===== DATASET EXCERPTS

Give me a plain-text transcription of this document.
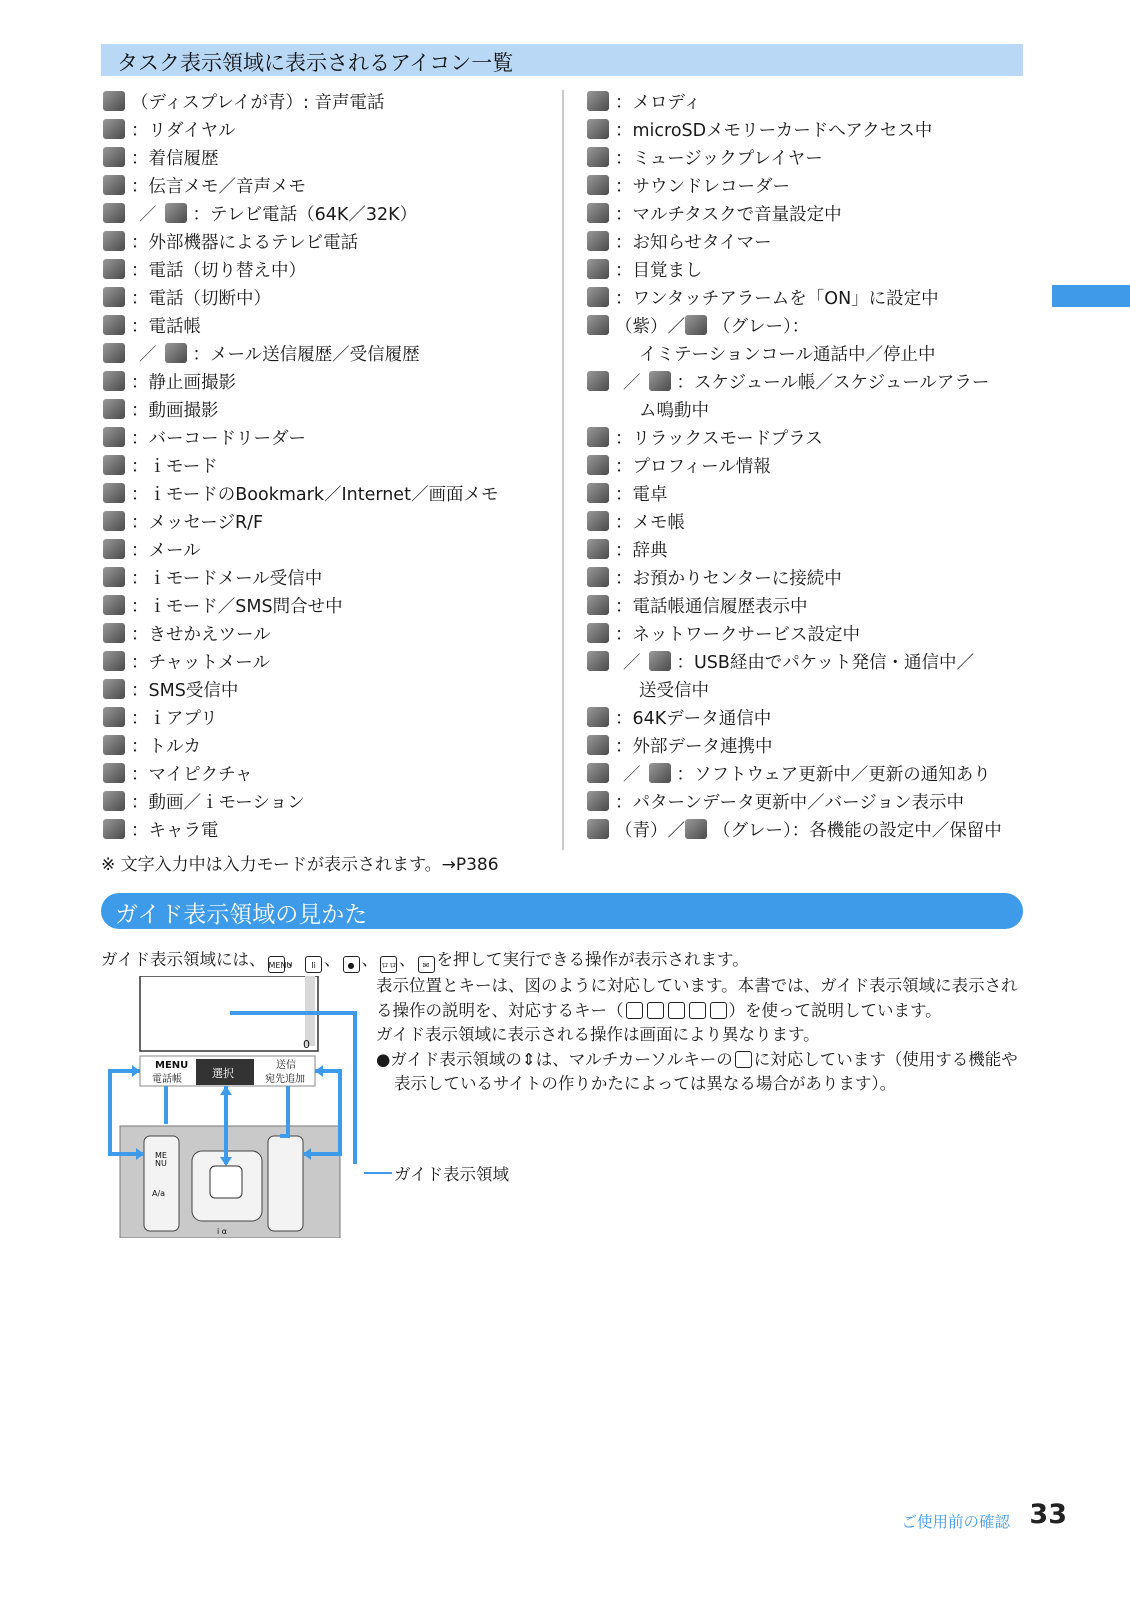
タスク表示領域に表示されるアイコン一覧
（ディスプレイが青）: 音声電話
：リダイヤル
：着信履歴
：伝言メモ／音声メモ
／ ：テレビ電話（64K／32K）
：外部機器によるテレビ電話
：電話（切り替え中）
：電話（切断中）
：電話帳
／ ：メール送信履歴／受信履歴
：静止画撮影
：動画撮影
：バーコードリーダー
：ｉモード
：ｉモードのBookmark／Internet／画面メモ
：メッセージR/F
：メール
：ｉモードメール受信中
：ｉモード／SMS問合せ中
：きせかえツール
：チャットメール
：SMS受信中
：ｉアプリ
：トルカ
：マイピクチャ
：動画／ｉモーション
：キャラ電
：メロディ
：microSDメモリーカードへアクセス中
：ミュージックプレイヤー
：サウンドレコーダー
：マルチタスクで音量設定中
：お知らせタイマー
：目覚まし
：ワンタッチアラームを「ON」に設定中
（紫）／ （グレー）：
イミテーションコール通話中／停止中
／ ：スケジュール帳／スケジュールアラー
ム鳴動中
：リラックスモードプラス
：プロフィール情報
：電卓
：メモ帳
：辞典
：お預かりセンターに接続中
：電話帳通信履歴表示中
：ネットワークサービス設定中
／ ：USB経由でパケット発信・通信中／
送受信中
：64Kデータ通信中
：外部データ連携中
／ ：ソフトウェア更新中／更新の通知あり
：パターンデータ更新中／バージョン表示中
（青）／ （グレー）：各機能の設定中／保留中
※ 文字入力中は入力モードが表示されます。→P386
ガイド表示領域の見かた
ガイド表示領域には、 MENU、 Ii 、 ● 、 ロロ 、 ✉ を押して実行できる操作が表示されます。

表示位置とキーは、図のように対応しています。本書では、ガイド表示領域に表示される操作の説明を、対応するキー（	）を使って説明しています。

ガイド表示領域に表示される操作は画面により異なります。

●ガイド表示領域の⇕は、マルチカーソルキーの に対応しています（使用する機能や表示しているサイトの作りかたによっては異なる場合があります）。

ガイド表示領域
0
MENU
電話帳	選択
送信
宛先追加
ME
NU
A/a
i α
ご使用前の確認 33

==========
===== DATASET EXCERPTS

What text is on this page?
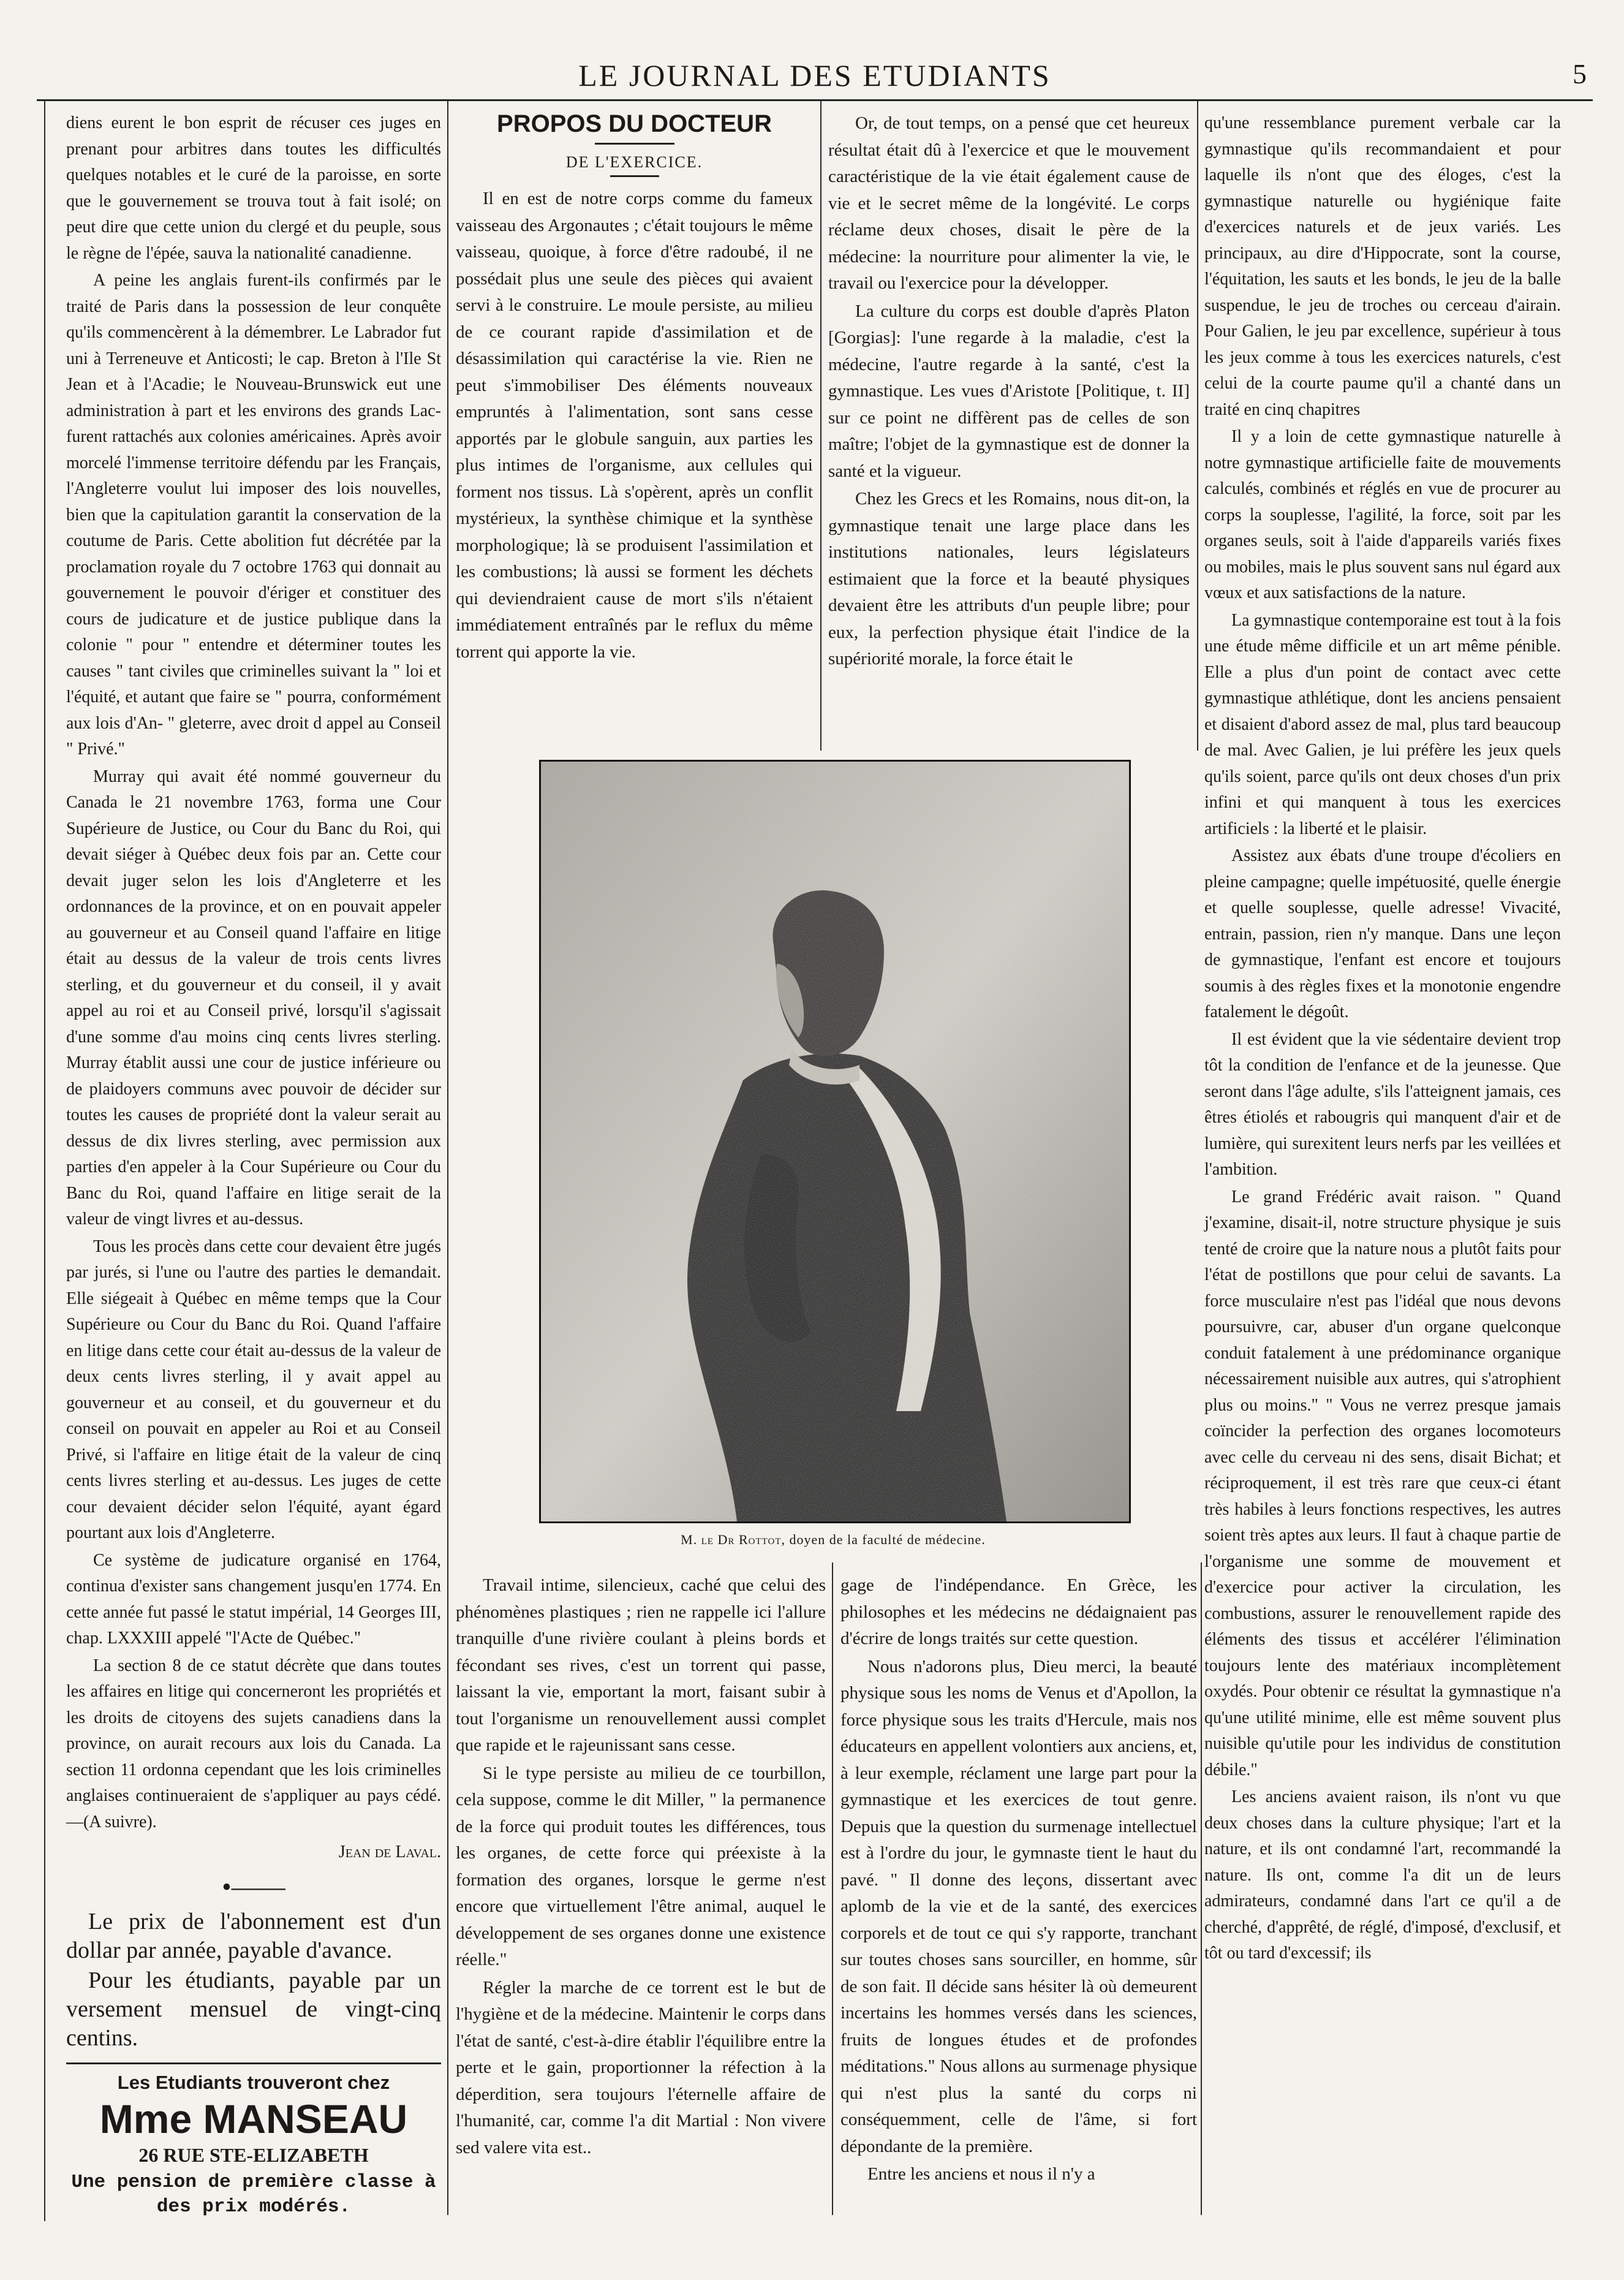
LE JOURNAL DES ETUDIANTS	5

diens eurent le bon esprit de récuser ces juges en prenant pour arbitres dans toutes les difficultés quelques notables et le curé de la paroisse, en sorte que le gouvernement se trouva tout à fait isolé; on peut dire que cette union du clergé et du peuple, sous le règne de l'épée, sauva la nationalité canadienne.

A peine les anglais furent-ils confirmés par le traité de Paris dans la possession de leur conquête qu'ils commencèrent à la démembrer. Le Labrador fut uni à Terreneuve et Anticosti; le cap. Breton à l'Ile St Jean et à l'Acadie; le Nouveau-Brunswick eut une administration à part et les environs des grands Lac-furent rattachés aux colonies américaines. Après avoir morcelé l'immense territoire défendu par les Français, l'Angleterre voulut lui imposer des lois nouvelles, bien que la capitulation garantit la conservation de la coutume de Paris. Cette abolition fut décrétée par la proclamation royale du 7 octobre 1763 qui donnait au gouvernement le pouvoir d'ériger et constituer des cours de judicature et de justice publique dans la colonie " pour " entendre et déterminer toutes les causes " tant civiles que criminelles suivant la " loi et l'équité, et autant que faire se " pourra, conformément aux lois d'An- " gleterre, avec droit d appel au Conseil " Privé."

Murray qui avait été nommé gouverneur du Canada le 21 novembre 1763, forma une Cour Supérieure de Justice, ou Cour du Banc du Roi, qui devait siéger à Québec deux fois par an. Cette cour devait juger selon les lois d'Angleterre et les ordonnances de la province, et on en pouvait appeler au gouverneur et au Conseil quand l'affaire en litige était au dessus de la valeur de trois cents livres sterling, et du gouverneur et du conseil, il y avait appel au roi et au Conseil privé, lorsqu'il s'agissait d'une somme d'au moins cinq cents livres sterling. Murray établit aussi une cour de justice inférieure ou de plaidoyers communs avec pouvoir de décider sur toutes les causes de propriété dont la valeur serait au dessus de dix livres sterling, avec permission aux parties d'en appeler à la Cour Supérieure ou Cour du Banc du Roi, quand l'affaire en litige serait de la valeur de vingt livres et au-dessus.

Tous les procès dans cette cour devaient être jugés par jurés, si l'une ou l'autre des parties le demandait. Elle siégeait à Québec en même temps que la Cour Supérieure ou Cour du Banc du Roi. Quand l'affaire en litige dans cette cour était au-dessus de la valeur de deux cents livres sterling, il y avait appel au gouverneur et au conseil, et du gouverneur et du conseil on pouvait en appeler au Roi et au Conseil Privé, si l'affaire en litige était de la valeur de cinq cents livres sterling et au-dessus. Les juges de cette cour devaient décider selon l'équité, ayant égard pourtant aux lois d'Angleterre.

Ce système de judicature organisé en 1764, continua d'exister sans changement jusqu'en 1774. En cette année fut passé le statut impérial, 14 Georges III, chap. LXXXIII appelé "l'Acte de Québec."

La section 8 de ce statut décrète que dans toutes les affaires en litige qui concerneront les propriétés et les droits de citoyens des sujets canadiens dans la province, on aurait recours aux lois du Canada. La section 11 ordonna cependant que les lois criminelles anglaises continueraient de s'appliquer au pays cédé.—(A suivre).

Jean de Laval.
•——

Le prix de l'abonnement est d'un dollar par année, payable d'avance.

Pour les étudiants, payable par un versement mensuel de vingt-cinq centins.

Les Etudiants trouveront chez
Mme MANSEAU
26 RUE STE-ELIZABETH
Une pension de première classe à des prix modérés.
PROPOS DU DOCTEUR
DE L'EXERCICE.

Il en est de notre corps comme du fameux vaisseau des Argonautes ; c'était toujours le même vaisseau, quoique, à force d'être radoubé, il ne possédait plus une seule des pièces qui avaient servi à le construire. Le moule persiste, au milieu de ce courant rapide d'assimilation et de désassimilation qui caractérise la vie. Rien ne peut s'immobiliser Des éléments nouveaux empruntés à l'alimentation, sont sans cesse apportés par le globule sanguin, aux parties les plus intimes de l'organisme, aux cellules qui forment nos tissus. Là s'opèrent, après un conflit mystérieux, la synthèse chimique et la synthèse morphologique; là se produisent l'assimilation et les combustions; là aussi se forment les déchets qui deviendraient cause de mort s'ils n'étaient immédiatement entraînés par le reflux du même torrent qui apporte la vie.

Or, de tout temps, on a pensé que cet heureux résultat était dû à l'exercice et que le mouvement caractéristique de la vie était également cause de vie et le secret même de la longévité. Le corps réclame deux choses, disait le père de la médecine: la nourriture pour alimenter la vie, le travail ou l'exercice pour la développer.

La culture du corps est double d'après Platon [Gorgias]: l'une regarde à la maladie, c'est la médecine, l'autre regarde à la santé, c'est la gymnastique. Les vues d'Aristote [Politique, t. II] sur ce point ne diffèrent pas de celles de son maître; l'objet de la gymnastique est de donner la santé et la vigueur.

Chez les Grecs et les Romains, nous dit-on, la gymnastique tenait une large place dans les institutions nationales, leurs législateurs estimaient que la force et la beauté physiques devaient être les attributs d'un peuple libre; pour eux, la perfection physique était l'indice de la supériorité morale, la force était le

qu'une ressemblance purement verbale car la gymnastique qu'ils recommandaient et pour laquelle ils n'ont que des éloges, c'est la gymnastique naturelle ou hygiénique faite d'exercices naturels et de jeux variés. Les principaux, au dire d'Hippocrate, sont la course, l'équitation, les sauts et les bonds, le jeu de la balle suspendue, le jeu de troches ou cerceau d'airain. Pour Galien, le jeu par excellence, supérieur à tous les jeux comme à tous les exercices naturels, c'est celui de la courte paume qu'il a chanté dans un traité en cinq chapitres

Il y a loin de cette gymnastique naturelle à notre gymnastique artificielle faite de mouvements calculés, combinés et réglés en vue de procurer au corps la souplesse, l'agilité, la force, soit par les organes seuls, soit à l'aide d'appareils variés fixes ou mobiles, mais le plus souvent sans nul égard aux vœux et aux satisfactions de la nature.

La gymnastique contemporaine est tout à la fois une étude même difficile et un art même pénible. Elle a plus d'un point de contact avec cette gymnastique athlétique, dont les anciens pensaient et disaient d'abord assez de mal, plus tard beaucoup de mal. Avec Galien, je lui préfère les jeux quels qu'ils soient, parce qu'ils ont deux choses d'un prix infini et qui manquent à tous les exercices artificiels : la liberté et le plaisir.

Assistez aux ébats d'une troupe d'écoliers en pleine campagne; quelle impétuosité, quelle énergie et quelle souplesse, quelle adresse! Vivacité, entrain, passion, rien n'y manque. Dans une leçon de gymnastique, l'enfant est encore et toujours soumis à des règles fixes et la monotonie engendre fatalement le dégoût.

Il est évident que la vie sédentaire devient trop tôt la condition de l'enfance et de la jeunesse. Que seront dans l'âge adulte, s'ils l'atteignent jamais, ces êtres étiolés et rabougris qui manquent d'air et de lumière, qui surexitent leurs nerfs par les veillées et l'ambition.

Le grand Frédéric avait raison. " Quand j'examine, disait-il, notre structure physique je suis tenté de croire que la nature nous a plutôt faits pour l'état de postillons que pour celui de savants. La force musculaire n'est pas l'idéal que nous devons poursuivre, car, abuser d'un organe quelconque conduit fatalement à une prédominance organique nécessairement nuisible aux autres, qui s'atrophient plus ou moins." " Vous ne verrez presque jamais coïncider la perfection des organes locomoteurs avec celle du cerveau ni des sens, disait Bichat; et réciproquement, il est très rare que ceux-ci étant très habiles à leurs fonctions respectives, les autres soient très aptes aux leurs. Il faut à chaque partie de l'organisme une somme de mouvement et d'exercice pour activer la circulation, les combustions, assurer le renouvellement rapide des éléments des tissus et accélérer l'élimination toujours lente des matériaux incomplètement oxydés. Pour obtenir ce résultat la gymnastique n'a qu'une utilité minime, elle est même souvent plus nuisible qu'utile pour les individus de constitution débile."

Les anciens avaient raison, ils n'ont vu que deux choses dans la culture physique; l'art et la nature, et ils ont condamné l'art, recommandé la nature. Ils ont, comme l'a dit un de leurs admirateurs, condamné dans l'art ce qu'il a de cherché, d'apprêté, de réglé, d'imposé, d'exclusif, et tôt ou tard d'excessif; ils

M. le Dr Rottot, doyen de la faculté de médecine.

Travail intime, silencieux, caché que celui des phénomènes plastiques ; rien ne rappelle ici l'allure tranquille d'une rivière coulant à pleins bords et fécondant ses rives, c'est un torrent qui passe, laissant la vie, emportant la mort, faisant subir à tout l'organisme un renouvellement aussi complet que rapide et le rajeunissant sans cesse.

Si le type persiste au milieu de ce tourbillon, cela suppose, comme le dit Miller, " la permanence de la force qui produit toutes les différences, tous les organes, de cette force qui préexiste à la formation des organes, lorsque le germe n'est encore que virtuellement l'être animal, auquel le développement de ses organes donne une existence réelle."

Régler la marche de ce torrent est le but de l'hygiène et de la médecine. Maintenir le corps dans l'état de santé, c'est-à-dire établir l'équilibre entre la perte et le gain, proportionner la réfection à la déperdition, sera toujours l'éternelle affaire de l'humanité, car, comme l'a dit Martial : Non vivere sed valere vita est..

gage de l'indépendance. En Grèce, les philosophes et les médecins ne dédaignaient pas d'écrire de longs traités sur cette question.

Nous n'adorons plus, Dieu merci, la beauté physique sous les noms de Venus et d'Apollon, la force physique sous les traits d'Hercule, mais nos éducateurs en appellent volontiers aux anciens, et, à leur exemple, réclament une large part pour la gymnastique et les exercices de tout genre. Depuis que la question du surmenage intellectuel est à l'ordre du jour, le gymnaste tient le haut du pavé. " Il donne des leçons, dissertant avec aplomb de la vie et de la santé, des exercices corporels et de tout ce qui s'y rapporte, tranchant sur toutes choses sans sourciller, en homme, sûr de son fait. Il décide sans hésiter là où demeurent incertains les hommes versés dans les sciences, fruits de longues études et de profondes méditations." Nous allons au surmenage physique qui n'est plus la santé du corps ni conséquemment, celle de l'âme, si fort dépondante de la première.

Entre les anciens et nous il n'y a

==========

EXERCISE TASK:
Show the lines of the records that include the string "text".

SOLUTION TO THE EXERCISE:
Give me a plain-text transcription of this document.
What text is on this page?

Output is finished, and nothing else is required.